[Begin]
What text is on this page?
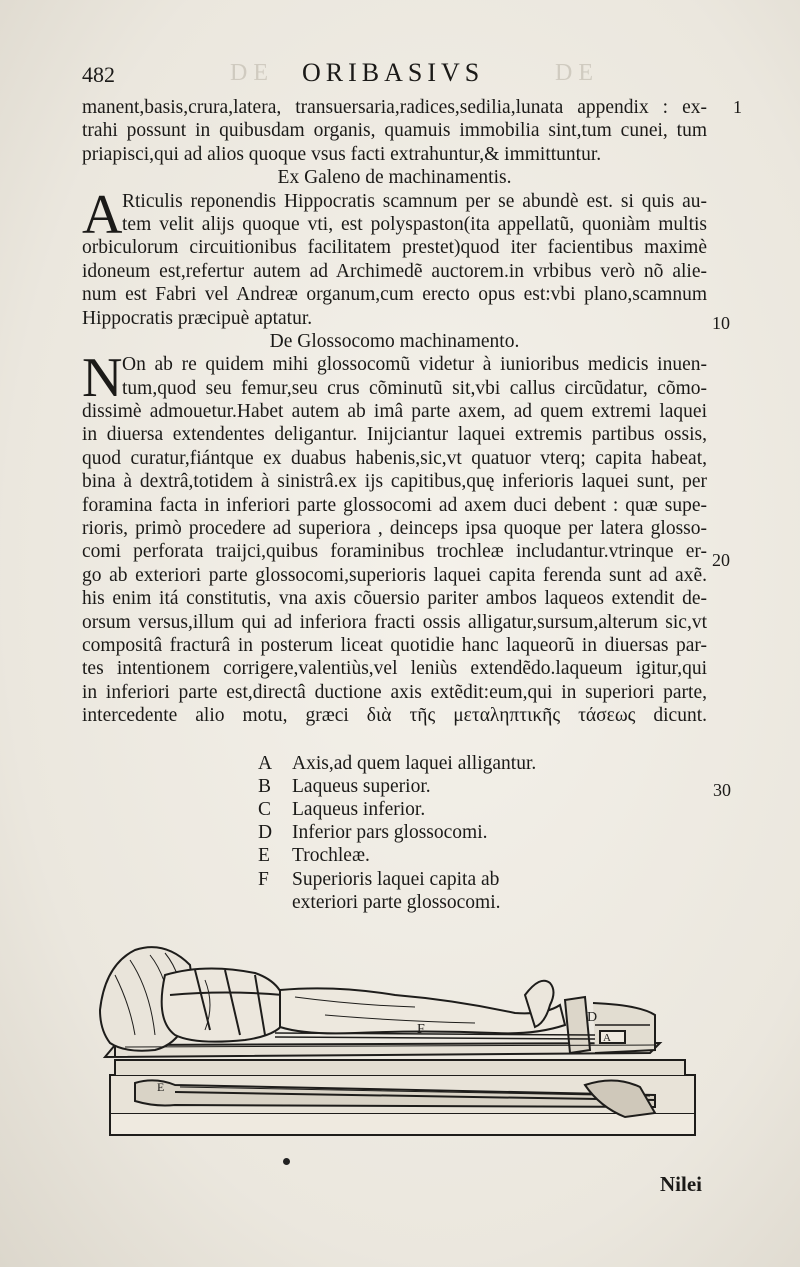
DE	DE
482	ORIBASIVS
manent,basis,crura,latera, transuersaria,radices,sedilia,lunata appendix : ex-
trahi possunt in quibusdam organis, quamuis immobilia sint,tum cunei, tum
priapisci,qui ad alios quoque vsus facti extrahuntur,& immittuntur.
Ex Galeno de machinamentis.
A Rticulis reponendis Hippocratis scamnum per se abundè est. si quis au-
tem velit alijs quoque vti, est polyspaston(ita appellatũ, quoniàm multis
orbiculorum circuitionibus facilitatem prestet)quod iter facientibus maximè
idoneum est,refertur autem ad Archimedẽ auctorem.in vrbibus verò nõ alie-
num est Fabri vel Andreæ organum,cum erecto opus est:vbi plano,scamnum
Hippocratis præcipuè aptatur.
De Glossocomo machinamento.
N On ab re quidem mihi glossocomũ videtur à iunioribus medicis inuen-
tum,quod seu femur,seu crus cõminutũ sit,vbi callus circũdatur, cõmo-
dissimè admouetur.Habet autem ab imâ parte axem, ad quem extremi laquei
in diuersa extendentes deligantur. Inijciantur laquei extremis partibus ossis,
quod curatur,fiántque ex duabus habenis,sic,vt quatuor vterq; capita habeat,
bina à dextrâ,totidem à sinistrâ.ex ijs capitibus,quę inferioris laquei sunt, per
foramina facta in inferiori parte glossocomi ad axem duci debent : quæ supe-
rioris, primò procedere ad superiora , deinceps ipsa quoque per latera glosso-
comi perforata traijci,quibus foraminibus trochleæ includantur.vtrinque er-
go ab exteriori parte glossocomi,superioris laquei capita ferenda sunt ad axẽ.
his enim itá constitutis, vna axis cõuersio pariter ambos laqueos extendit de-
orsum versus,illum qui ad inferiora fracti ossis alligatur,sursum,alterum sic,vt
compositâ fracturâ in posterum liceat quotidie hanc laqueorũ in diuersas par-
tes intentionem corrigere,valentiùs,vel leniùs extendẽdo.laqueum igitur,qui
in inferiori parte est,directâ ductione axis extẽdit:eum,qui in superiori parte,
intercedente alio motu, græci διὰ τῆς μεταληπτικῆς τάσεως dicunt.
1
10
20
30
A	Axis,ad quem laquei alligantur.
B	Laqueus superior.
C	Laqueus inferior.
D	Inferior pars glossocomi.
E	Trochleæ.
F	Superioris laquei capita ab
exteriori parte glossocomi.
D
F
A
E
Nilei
[End]
[Begin]
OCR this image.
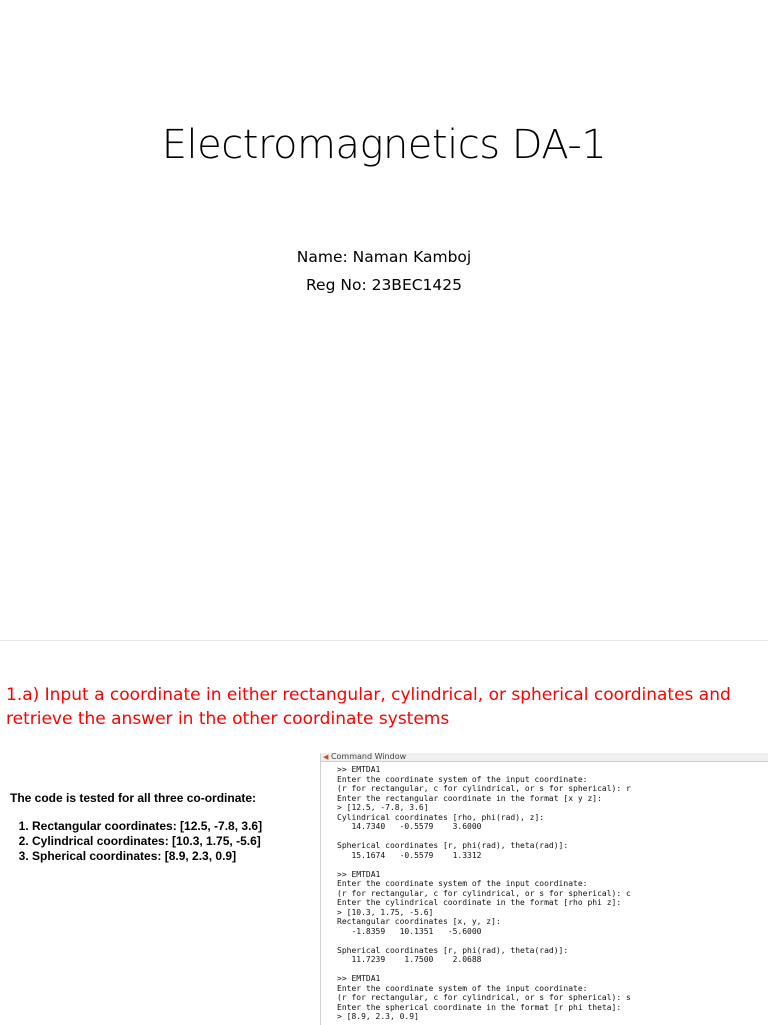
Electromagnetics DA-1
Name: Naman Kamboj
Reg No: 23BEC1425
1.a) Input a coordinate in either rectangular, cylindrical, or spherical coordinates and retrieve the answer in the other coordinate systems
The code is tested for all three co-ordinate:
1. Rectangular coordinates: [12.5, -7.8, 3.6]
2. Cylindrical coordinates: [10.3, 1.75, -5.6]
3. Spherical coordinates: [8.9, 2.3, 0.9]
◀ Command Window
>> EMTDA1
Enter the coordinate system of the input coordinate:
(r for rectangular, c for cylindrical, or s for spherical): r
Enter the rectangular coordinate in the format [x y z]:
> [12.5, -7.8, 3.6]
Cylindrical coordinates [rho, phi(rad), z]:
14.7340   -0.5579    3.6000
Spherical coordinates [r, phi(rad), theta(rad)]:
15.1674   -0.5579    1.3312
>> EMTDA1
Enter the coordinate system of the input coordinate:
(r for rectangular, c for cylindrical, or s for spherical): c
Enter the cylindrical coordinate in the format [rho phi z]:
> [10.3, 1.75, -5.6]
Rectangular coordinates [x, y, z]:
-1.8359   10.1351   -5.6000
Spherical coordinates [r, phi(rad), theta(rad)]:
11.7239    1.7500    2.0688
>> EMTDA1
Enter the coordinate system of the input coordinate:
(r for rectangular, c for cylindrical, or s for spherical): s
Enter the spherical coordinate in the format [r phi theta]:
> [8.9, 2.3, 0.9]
[End]
AIM: Report the number of lines above that contain the word "latera", and only that number.

THE OUTPUT: 2